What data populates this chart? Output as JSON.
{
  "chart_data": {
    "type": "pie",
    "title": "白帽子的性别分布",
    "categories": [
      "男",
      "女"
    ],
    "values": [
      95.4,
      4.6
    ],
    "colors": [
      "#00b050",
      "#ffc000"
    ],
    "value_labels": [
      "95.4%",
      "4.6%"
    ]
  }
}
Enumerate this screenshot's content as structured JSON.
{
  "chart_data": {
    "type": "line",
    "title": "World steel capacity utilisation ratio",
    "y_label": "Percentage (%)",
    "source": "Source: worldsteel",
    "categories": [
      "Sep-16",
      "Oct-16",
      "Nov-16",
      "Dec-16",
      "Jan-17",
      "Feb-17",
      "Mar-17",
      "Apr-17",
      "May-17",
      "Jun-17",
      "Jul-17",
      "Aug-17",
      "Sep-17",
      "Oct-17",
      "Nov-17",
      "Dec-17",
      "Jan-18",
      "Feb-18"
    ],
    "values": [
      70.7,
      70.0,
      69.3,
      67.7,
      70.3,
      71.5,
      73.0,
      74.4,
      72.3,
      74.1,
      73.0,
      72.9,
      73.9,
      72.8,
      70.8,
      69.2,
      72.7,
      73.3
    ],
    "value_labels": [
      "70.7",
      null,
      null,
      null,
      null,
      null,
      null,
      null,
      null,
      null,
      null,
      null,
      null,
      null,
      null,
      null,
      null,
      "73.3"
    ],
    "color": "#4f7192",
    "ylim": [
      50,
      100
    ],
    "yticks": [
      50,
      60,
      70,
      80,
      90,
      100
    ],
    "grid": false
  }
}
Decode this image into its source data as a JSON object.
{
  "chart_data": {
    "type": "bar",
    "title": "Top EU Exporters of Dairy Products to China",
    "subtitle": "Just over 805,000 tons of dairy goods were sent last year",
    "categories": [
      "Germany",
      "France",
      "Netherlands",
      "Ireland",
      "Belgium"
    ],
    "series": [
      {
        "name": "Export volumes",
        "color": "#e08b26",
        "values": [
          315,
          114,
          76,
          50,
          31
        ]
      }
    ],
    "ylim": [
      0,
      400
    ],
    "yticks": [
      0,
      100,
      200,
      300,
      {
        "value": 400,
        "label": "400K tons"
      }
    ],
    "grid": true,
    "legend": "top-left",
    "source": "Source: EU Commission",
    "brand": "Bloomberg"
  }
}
______________________________
■ **What you have to do**: Using the listing, collect all lines in which the string "source" is found.

■ **Written answer**:
    "source": "Source: worldsteel",
Decode this image into its source data as a JSON object.
    "source": "Source: EU Commission",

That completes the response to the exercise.